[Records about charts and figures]
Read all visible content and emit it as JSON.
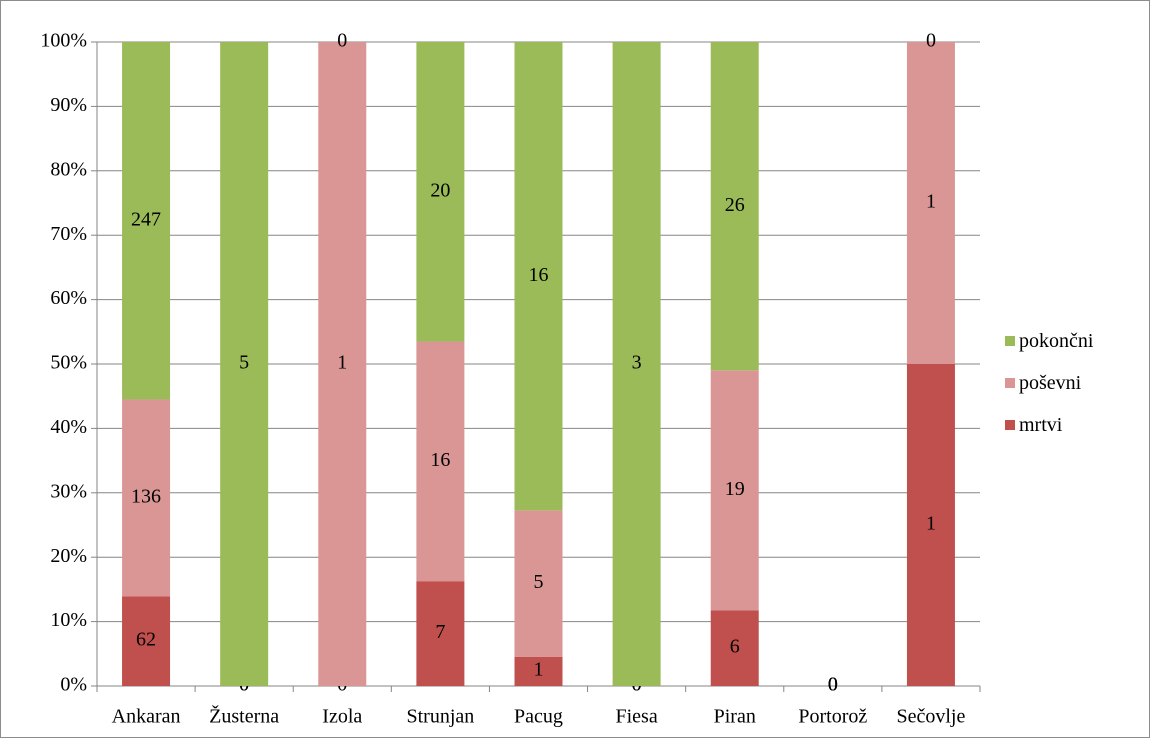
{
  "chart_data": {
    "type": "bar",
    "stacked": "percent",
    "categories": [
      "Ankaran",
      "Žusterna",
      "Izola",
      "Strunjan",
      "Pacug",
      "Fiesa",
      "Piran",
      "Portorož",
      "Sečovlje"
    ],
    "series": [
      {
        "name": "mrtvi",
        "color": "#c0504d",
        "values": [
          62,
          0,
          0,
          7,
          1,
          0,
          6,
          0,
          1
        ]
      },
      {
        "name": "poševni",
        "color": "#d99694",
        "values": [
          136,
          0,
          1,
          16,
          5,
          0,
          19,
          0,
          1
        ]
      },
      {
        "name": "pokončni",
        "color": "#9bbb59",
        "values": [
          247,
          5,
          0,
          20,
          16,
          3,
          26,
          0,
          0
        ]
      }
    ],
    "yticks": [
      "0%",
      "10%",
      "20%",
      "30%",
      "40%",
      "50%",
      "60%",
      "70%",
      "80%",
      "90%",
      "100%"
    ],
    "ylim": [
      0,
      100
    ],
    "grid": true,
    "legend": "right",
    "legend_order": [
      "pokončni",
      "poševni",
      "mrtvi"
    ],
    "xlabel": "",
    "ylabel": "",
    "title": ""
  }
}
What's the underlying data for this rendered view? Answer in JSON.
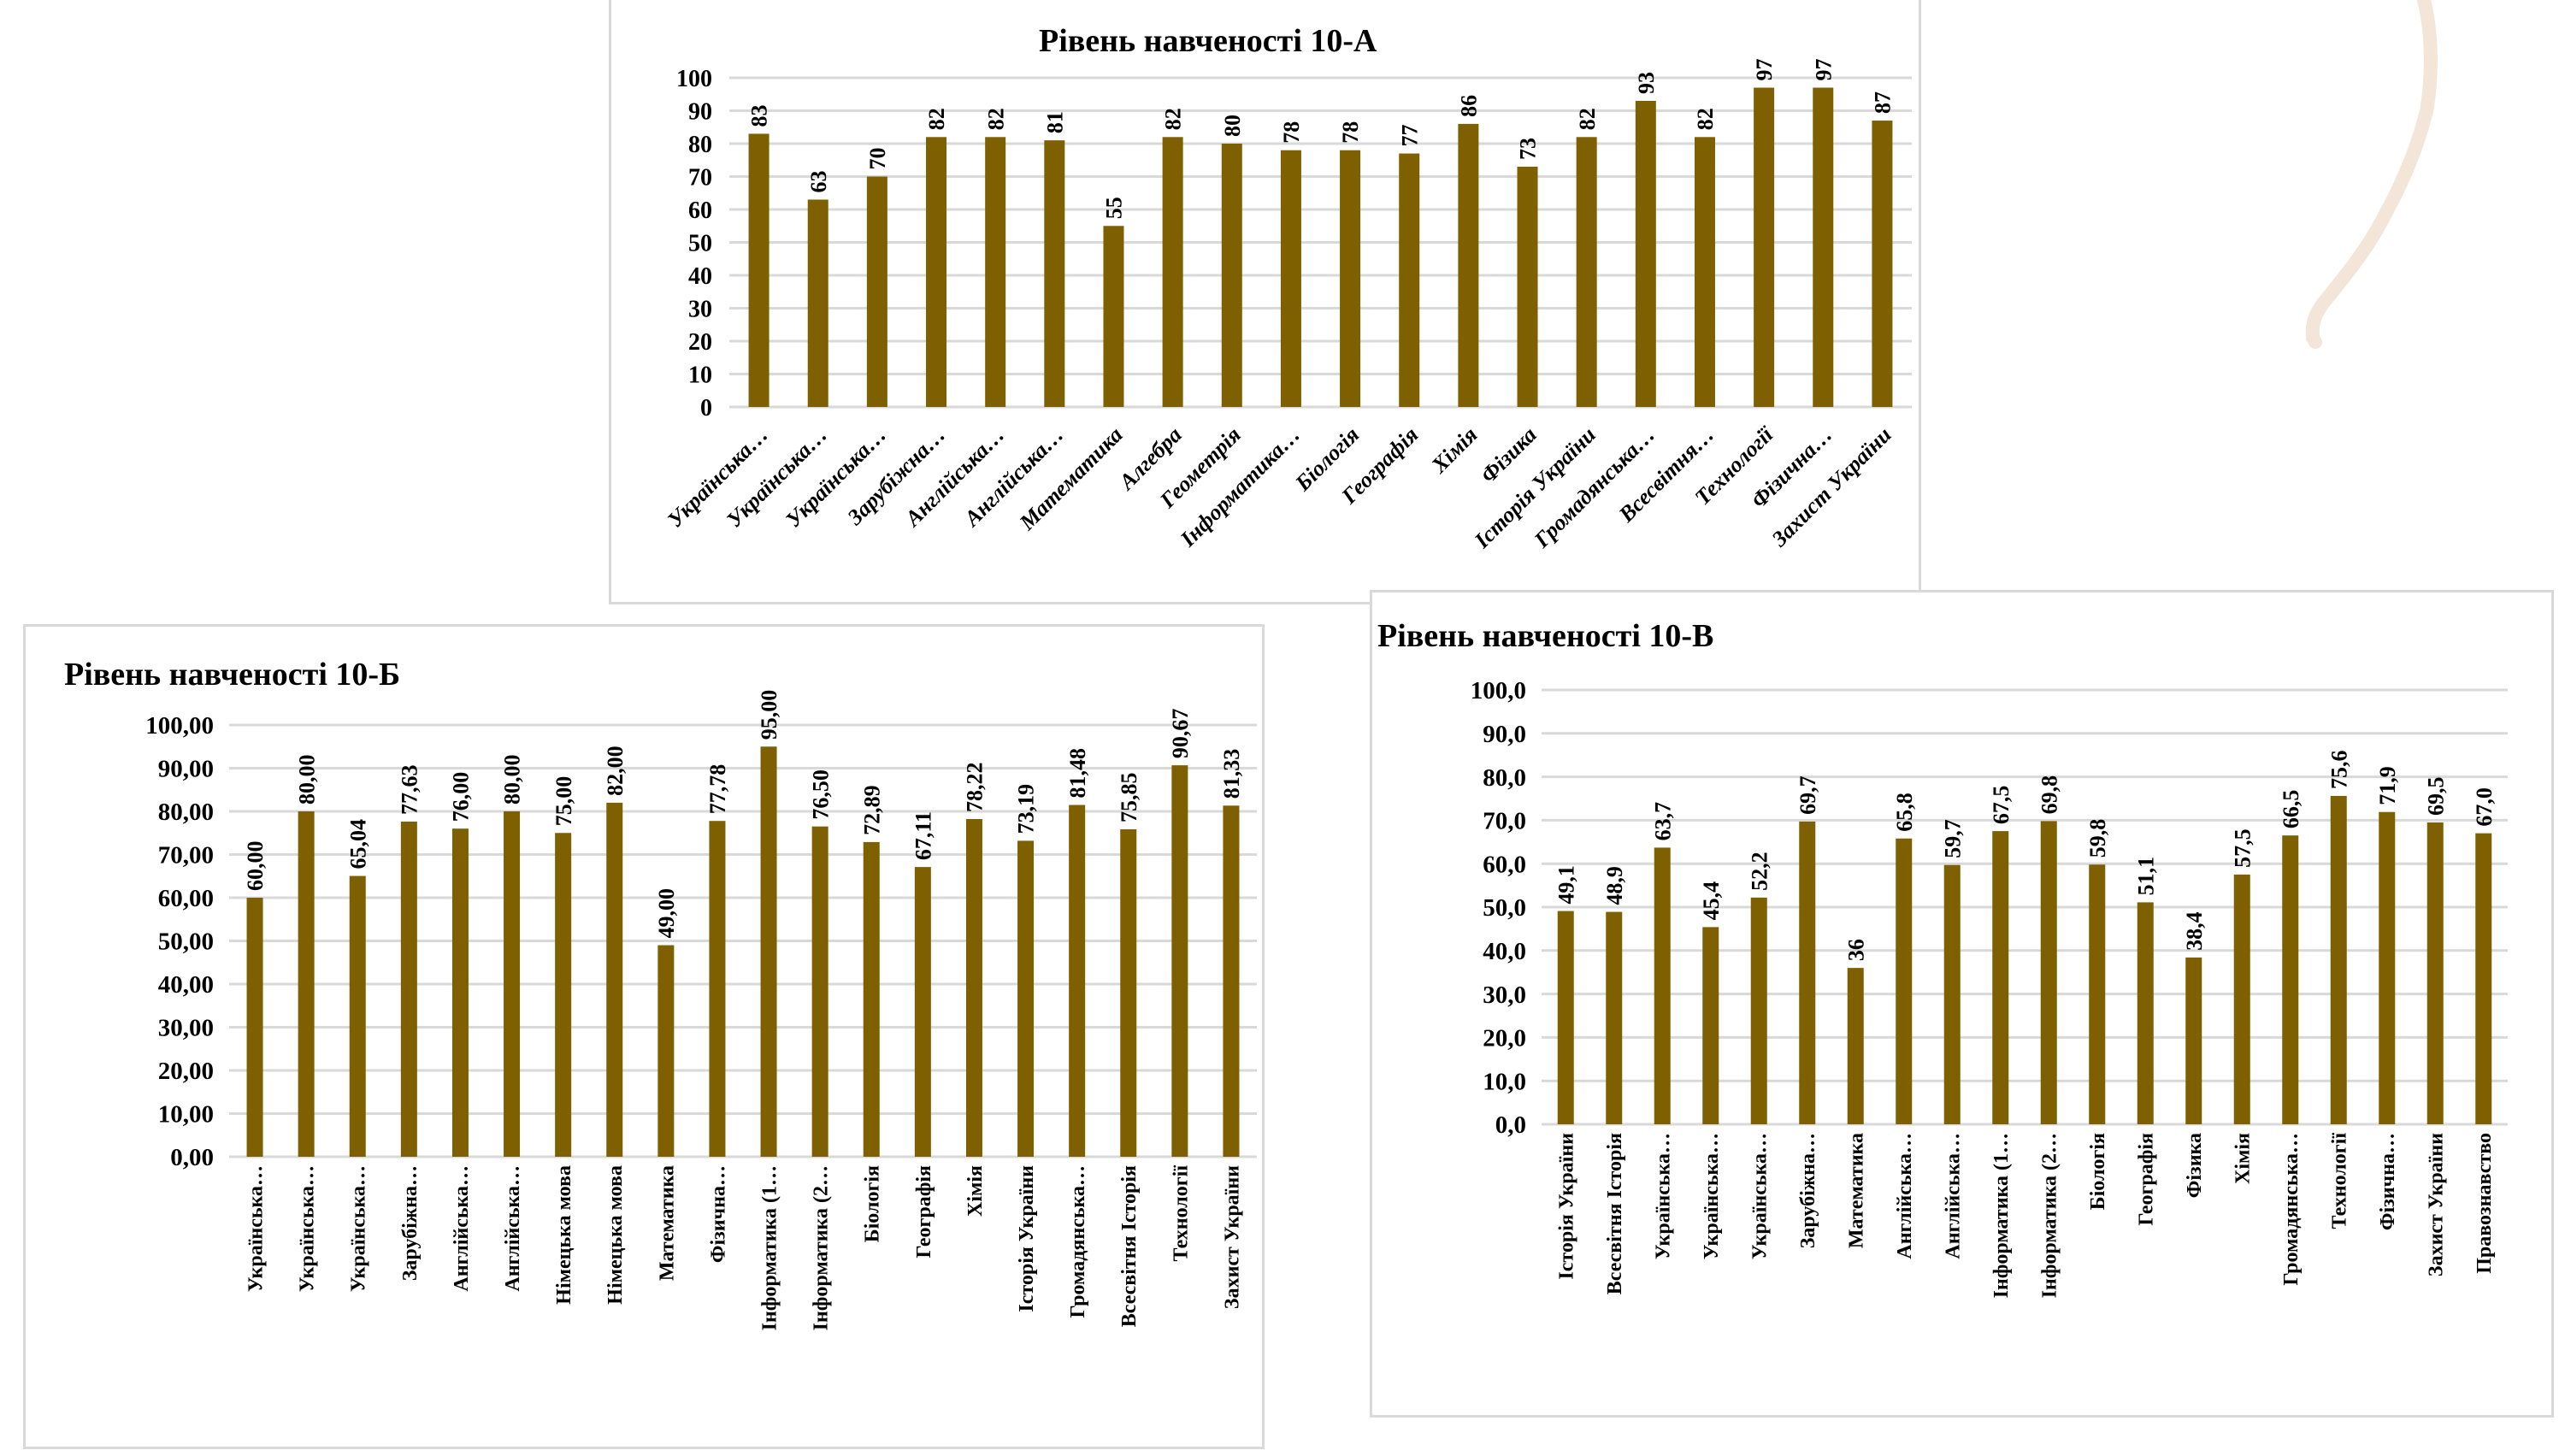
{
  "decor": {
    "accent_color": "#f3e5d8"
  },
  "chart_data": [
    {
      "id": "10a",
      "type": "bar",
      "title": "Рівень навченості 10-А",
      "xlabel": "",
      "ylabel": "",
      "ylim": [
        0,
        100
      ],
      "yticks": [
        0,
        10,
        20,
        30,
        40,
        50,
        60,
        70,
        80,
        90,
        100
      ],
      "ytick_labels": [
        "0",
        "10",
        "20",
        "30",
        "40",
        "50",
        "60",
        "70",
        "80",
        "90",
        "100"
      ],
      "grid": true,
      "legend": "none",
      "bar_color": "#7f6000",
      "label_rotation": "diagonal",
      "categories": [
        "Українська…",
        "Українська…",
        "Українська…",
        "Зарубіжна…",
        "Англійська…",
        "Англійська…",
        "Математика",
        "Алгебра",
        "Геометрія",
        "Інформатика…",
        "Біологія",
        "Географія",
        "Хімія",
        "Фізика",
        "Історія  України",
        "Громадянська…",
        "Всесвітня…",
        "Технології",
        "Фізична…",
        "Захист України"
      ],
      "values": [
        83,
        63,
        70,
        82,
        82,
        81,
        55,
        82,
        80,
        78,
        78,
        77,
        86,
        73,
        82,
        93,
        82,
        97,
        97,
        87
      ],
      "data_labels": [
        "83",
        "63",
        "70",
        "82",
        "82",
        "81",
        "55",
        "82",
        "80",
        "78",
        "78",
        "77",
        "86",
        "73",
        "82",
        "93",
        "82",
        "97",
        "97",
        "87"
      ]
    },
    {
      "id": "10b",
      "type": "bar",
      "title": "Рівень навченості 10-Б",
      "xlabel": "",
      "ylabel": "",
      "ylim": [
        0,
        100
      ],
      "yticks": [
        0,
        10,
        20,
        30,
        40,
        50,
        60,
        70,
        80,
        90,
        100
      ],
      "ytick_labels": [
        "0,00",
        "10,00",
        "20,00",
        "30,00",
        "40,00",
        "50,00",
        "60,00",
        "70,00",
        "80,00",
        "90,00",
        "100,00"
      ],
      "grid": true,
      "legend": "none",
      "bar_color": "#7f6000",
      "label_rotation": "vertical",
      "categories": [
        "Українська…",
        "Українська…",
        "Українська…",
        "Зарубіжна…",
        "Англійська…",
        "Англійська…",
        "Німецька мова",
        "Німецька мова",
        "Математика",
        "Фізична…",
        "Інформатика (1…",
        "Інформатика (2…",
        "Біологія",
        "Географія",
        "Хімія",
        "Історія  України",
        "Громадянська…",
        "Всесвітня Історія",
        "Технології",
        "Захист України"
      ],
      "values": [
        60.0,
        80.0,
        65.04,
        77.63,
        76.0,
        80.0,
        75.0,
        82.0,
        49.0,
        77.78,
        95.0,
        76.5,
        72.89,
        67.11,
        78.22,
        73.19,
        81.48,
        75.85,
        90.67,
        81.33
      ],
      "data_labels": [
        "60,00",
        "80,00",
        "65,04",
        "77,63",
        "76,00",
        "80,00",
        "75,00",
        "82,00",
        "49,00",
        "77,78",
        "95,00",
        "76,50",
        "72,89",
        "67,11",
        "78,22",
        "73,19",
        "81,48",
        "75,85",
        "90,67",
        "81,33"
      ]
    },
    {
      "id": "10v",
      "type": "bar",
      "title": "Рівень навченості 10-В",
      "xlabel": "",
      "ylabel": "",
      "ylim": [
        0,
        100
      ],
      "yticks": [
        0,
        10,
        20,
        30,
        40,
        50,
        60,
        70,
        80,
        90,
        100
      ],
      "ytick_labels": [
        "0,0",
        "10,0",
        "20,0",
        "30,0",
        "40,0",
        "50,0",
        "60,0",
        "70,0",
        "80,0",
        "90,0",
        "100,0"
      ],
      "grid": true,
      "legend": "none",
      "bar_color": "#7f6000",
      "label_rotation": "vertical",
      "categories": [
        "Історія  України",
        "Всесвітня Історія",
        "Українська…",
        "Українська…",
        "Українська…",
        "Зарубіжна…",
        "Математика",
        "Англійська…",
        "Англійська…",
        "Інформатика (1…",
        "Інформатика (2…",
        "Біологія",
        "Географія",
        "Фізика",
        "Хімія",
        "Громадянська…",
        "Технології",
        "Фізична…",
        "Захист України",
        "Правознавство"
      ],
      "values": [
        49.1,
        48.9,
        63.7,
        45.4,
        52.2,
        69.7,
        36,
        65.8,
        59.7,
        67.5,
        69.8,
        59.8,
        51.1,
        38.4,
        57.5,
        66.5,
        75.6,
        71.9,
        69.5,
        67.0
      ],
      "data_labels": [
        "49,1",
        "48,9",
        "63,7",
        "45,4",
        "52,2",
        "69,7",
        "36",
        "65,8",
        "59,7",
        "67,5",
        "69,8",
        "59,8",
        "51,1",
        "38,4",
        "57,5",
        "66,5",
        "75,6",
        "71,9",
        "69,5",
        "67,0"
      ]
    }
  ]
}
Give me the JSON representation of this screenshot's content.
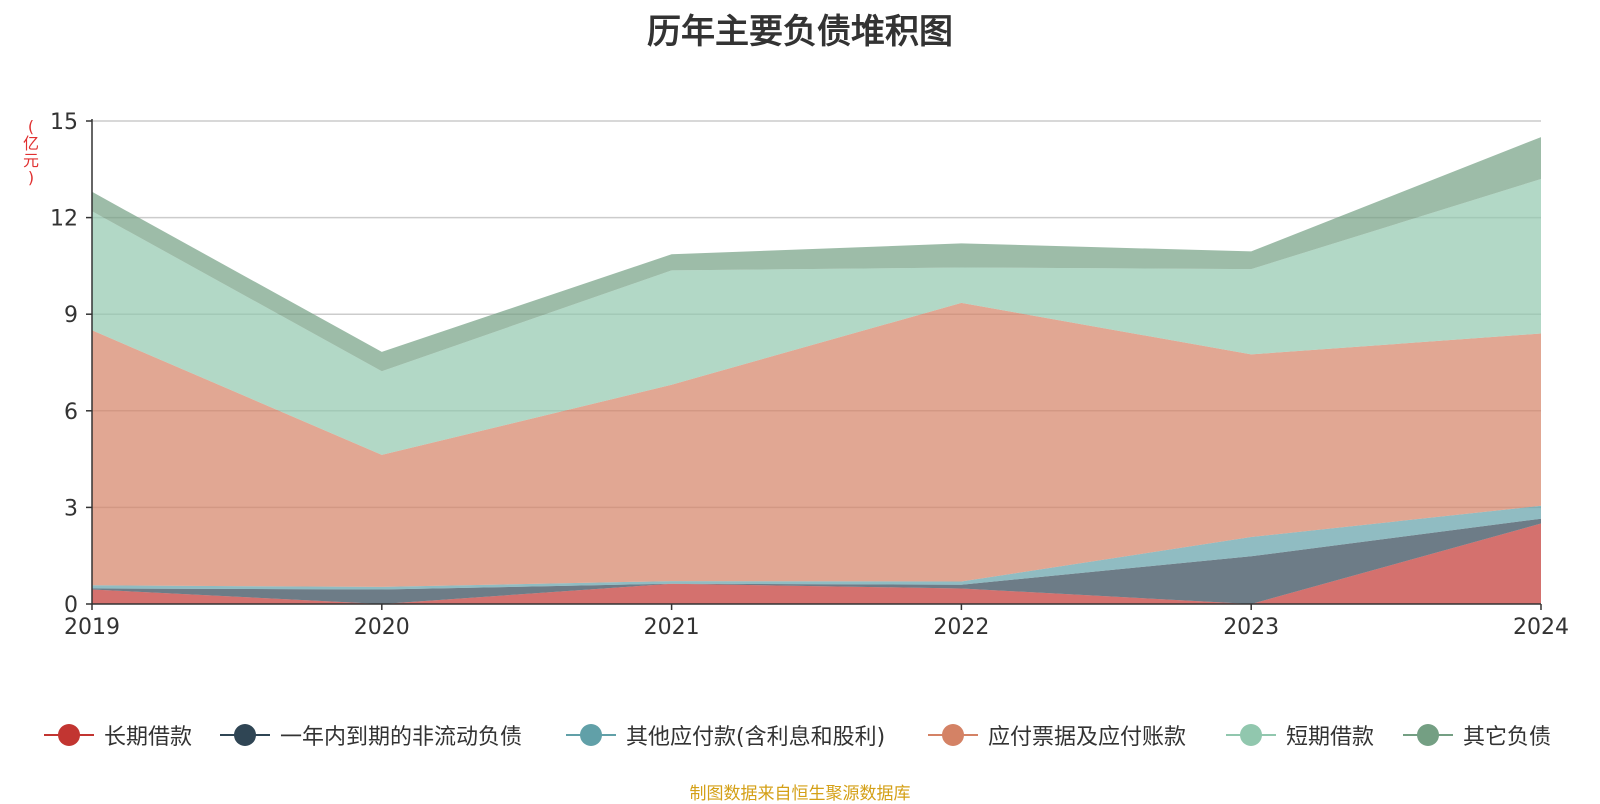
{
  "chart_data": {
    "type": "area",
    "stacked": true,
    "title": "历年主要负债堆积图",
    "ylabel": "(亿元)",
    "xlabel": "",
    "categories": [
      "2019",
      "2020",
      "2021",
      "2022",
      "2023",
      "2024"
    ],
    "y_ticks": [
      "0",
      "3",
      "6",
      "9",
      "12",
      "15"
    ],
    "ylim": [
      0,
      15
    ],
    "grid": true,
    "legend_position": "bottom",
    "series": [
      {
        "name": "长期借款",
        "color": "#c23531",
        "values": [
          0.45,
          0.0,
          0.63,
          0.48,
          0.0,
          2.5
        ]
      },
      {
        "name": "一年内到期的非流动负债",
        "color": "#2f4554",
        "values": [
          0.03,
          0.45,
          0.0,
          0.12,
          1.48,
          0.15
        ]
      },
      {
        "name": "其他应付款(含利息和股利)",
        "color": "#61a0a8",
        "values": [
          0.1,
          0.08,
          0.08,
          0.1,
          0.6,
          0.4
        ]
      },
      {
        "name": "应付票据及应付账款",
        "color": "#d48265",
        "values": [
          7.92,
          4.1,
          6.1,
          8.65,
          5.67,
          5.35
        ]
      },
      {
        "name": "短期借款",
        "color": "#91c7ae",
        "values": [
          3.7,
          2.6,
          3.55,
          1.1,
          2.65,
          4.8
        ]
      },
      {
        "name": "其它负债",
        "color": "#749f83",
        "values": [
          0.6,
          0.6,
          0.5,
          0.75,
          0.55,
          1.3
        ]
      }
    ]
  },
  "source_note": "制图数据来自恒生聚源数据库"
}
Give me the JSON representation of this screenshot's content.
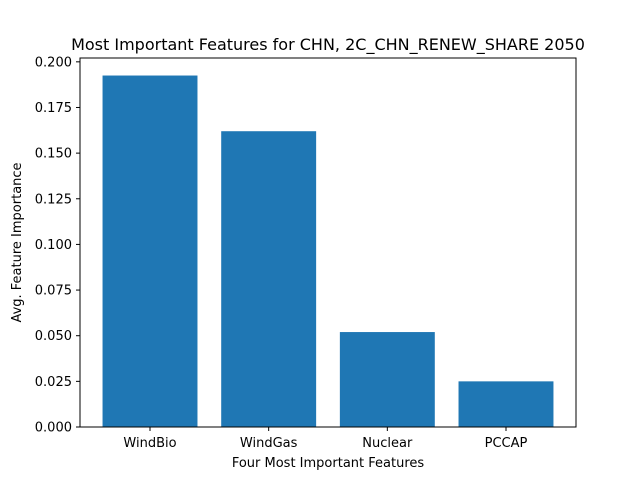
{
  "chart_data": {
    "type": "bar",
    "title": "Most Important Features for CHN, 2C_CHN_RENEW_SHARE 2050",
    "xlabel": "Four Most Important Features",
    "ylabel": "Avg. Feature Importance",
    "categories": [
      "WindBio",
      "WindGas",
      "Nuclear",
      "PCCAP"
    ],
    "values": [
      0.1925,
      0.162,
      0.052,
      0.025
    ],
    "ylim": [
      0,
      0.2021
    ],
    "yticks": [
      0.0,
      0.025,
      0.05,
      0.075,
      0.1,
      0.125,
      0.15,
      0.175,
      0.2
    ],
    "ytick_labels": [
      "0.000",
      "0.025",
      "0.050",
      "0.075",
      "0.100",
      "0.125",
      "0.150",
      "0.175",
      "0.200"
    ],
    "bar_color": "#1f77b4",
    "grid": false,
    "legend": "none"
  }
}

> **REQUIREMENT**
What is the number of lines in this listing that contain the word "Most"? Answer with that number and nothing else.

> **RESULT**
2